Copy each line of the entries that contains the word "name".

* [Records shown]:

::::::

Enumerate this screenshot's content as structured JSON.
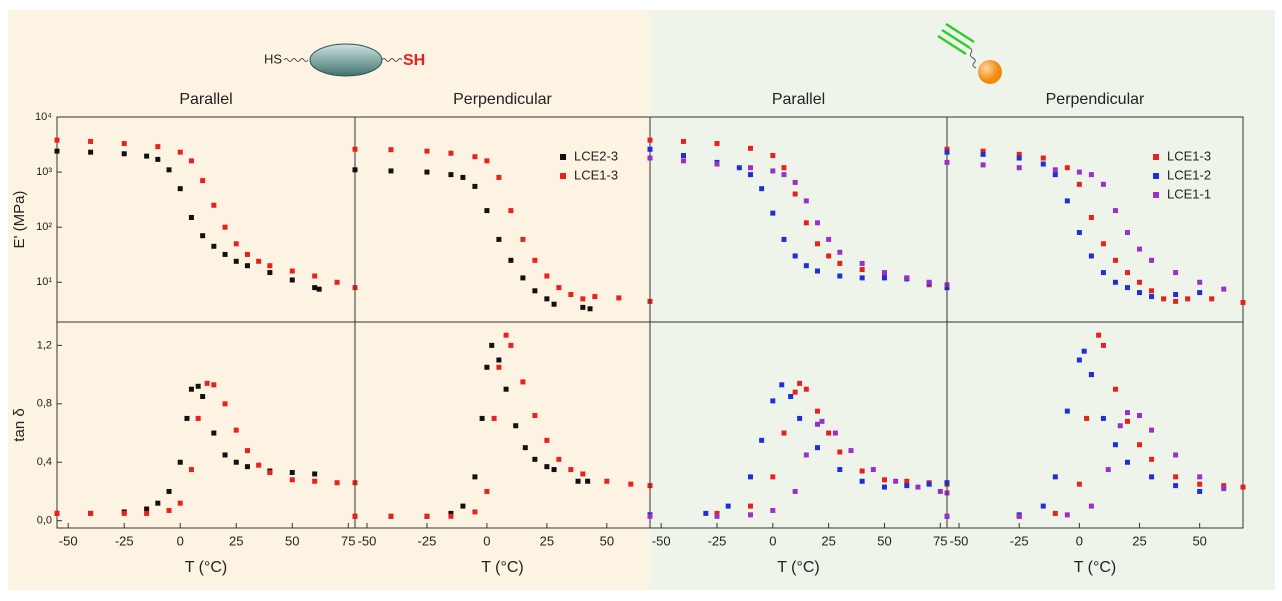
{
  "header": {
    "left_molecule": {
      "left_group": "HS",
      "right_group": "SH"
    }
  },
  "chart_data": [
    {
      "type": "scatter",
      "title": "Parallel",
      "ylabel": "E' (MPa)",
      "ylog": true,
      "xlim": [
        -55,
        78
      ],
      "ylim": [
        1.9,
        10000
      ],
      "yticks": [
        {
          "value": 10,
          "label": "10¹"
        },
        {
          "value": 100,
          "label": "10²"
        },
        {
          "value": 1000,
          "label": "10³"
        },
        {
          "value": 10000,
          "label": "10⁴"
        }
      ],
      "series": [
        {
          "color": "#111111",
          "x": [
            -55,
            -40,
            -25,
            -15,
            -10,
            -5,
            0,
            5,
            10,
            15,
            20,
            25,
            30,
            40,
            50,
            60,
            62
          ],
          "values": [
            2400,
            2300,
            2150,
            1950,
            1700,
            1100,
            500,
            150,
            70,
            45,
            32,
            24,
            20,
            15,
            11,
            8,
            7.5
          ]
        },
        {
          "color": "#e8211c",
          "x": [
            -55,
            -40,
            -25,
            -10,
            0,
            5,
            10,
            15,
            20,
            25,
            30,
            35,
            40,
            50,
            60,
            70,
            78
          ],
          "values": [
            3800,
            3600,
            3300,
            2900,
            2300,
            1600,
            700,
            250,
            100,
            50,
            32,
            24,
            20,
            16,
            13,
            10,
            8
          ]
        }
      ]
    },
    {
      "type": "scatter",
      "title": "Perpendicular",
      "ylog": true,
      "xlim": [
        -55,
        68
      ],
      "ylim": [
        1.9,
        10000
      ],
      "legend": "upper right",
      "series": [
        {
          "name": "LCE2-3",
          "color": "#111111",
          "x": [
            -55,
            -40,
            -25,
            -15,
            -10,
            -5,
            0,
            5,
            10,
            15,
            20,
            25,
            28,
            40,
            43
          ],
          "values": [
            1100,
            1050,
            1000,
            900,
            800,
            550,
            200,
            60,
            25,
            12,
            7,
            5,
            4,
            3.5,
            3.3
          ]
        },
        {
          "name": "LCE1-3",
          "color": "#e8211c",
          "x": [
            -55,
            -40,
            -25,
            -15,
            -5,
            0,
            5,
            10,
            15,
            20,
            25,
            30,
            35,
            40,
            45,
            55,
            68
          ],
          "values": [
            2600,
            2550,
            2400,
            2200,
            1900,
            1600,
            800,
            200,
            60,
            25,
            13,
            8,
            6,
            5,
            5.5,
            5.2,
            4.5
          ]
        }
      ]
    },
    {
      "type": "scatter",
      "title": "Parallel",
      "ylog": true,
      "xlim": [
        -55,
        78
      ],
      "ylim": [
        1.9,
        10000
      ],
      "series": [
        {
          "color": "#e8211c",
          "x": [
            -55,
            -40,
            -25,
            -10,
            0,
            5,
            10,
            15,
            20,
            25,
            30,
            40,
            50,
            60,
            70,
            78
          ],
          "values": [
            3800,
            3600,
            3300,
            2700,
            2000,
            1200,
            400,
            120,
            50,
            30,
            22,
            17,
            14,
            12,
            9,
            8
          ]
        },
        {
          "color": "#1f2fd6",
          "x": [
            -55,
            -40,
            -25,
            -15,
            -10,
            -5,
            0,
            5,
            10,
            15,
            20,
            30,
            40,
            50,
            60,
            70,
            78
          ],
          "values": [
            2600,
            2000,
            1500,
            1200,
            900,
            500,
            180,
            60,
            30,
            20,
            16,
            13,
            12,
            12,
            11.5,
            9.5,
            8
          ]
        },
        {
          "color": "#9b30c8",
          "x": [
            -55,
            -40,
            -25,
            -10,
            0,
            5,
            10,
            15,
            20,
            25,
            30,
            40,
            50,
            60,
            70,
            78
          ],
          "values": [
            1800,
            1600,
            1400,
            1200,
            1050,
            900,
            650,
            300,
            120,
            60,
            35,
            22,
            15,
            12,
            10,
            9
          ]
        }
      ]
    },
    {
      "type": "scatter",
      "title": "Perpendicular",
      "ylog": true,
      "xlim": [
        -55,
        68
      ],
      "ylim": [
        1.9,
        10000
      ],
      "legend": "upper right",
      "series": [
        {
          "name": "LCE1-3",
          "color": "#e8211c",
          "x": [
            -55,
            -40,
            -25,
            -15,
            -5,
            0,
            5,
            10,
            15,
            20,
            25,
            30,
            35,
            40,
            45,
            55,
            68
          ],
          "values": [
            2600,
            2400,
            2100,
            1800,
            1200,
            600,
            150,
            50,
            25,
            15,
            10,
            7,
            5,
            4.5,
            5,
            5,
            4.3
          ]
        },
        {
          "name": "LCE1-2",
          "color": "#1f2fd6",
          "x": [
            -55,
            -40,
            -25,
            -15,
            -10,
            -5,
            0,
            5,
            10,
            15,
            20,
            25,
            30,
            40,
            50
          ],
          "values": [
            2300,
            2100,
            1800,
            1400,
            900,
            300,
            80,
            30,
            15,
            10,
            8,
            6.5,
            5.5,
            6,
            6.5
          ]
        },
        {
          "name": "LCE1-1",
          "color": "#9b30c8",
          "x": [
            -55,
            -40,
            -25,
            -10,
            0,
            5,
            10,
            15,
            20,
            25,
            30,
            40,
            50,
            60
          ],
          "values": [
            1500,
            1350,
            1200,
            1100,
            1000,
            900,
            600,
            200,
            80,
            40,
            25,
            15,
            10,
            7.5
          ]
        }
      ]
    },
    {
      "type": "scatter",
      "xlabel": "T (°C)",
      "ylabel": "tan δ",
      "xlim": [
        -55,
        78
      ],
      "ylim": [
        -0.05,
        1.36
      ],
      "xticks": [
        -50,
        -25,
        0,
        25,
        50,
        75
      ],
      "yticks": [
        {
          "value": 0,
          "label": "0,0"
        },
        {
          "value": 0.4,
          "label": "0,4"
        },
        {
          "value": 0.8,
          "label": "0,8"
        },
        {
          "value": 1.2,
          "label": "1,2"
        }
      ],
      "series": [
        {
          "color": "#111111",
          "x": [
            -55,
            -40,
            -25,
            -15,
            -10,
            -5,
            0,
            3,
            5,
            8,
            10,
            15,
            20,
            25,
            30,
            40,
            50,
            60
          ],
          "values": [
            0.05,
            0.05,
            0.06,
            0.08,
            0.12,
            0.2,
            0.4,
            0.7,
            0.9,
            0.92,
            0.85,
            0.6,
            0.45,
            0.4,
            0.37,
            0.34,
            0.33,
            0.32
          ]
        },
        {
          "color": "#e8211c",
          "x": [
            -55,
            -40,
            -25,
            -15,
            -5,
            0,
            5,
            8,
            12,
            15,
            20,
            25,
            30,
            35,
            40,
            50,
            60,
            70,
            78
          ],
          "values": [
            0.05,
            0.05,
            0.05,
            0.05,
            0.07,
            0.12,
            0.35,
            0.7,
            0.94,
            0.93,
            0.8,
            0.62,
            0.48,
            0.38,
            0.33,
            0.28,
            0.27,
            0.26,
            0.26
          ]
        }
      ]
    },
    {
      "type": "scatter",
      "xlabel": "T (°C)",
      "xlim": [
        -55,
        68
      ],
      "ylim": [
        -0.05,
        1.36
      ],
      "xticks": [
        -50,
        -25,
        0,
        25,
        50
      ],
      "series": [
        {
          "color": "#111111",
          "x": [
            -55,
            -40,
            -25,
            -15,
            -10,
            -5,
            -2,
            0,
            2,
            5,
            8,
            12,
            16,
            20,
            25,
            28,
            38,
            42
          ],
          "values": [
            0.03,
            0.03,
            0.03,
            0.05,
            0.1,
            0.3,
            0.7,
            1.05,
            1.2,
            1.1,
            0.9,
            0.65,
            0.5,
            0.42,
            0.37,
            0.35,
            0.27,
            0.27
          ]
        },
        {
          "color": "#e8211c",
          "x": [
            -55,
            -40,
            -25,
            -15,
            -5,
            0,
            3,
            5,
            8,
            10,
            15,
            20,
            25,
            30,
            35,
            40,
            50,
            60,
            68
          ],
          "values": [
            0.03,
            0.03,
            0.03,
            0.03,
            0.06,
            0.2,
            0.7,
            1.05,
            1.27,
            1.2,
            0.95,
            0.72,
            0.55,
            0.42,
            0.35,
            0.32,
            0.27,
            0.25,
            0.24
          ]
        }
      ]
    },
    {
      "type": "scatter",
      "xlabel": "T (°C)",
      "xlim": [
        -55,
        78
      ],
      "ylim": [
        -0.05,
        1.36
      ],
      "xticks": [
        -50,
        -25,
        0,
        25,
        50,
        75
      ],
      "series": [
        {
          "color": "#e8211c",
          "x": [
            -55,
            -25,
            -10,
            0,
            5,
            10,
            12,
            15,
            20,
            25,
            30,
            40,
            50,
            60,
            70,
            78
          ],
          "values": [
            0.04,
            0.05,
            0.1,
            0.3,
            0.6,
            0.88,
            0.94,
            0.9,
            0.75,
            0.6,
            0.47,
            0.34,
            0.28,
            0.27,
            0.26,
            0.25
          ]
        },
        {
          "color": "#1f2fd6",
          "x": [
            -55,
            -30,
            -20,
            -10,
            -5,
            0,
            4,
            8,
            12,
            20,
            30,
            40,
            50,
            60,
            70,
            78
          ],
          "values": [
            0.04,
            0.05,
            0.1,
            0.3,
            0.55,
            0.82,
            0.93,
            0.85,
            0.7,
            0.5,
            0.35,
            0.27,
            0.23,
            0.24,
            0.25,
            0.26
          ]
        },
        {
          "color": "#9b30c8",
          "x": [
            -55,
            -25,
            -10,
            0,
            10,
            15,
            20,
            22,
            28,
            35,
            45,
            55,
            65,
            75,
            78
          ],
          "values": [
            0.03,
            0.03,
            0.04,
            0.07,
            0.2,
            0.45,
            0.66,
            0.68,
            0.6,
            0.48,
            0.35,
            0.27,
            0.23,
            0.2,
            0.19
          ]
        }
      ]
    },
    {
      "type": "scatter",
      "xlabel": "T (°C)",
      "xlim": [
        -55,
        68
      ],
      "ylim": [
        -0.05,
        1.36
      ],
      "xticks": [
        -50,
        -25,
        0,
        25,
        50
      ],
      "series": [
        {
          "color": "#e8211c",
          "x": [
            -55,
            -25,
            -10,
            0,
            3,
            5,
            8,
            10,
            15,
            20,
            25,
            30,
            40,
            50,
            60,
            68
          ],
          "values": [
            0.03,
            0.03,
            0.05,
            0.25,
            0.7,
            1.0,
            1.27,
            1.2,
            0.9,
            0.68,
            0.52,
            0.42,
            0.3,
            0.25,
            0.24,
            0.23
          ]
        },
        {
          "color": "#1f2fd6",
          "x": [
            -55,
            -25,
            -15,
            -10,
            -5,
            0,
            2,
            5,
            10,
            15,
            20,
            30,
            40,
            50
          ],
          "values": [
            0.03,
            0.04,
            0.1,
            0.3,
            0.75,
            1.1,
            1.16,
            1.0,
            0.7,
            0.52,
            0.4,
            0.3,
            0.24,
            0.2
          ]
        },
        {
          "color": "#9b30c8",
          "x": [
            -55,
            -25,
            -5,
            5,
            12,
            17,
            20,
            25,
            30,
            40,
            50,
            60
          ],
          "values": [
            0.03,
            0.03,
            0.04,
            0.1,
            0.35,
            0.65,
            0.74,
            0.72,
            0.62,
            0.45,
            0.3,
            0.22
          ]
        }
      ]
    }
  ]
}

::::::

* [Response]:
          "name": "LCE2-3",
          "name": "LCE1-3",
          "name": "LCE1-3",
          "name": "LCE1-2",
          "name": "LCE1-1",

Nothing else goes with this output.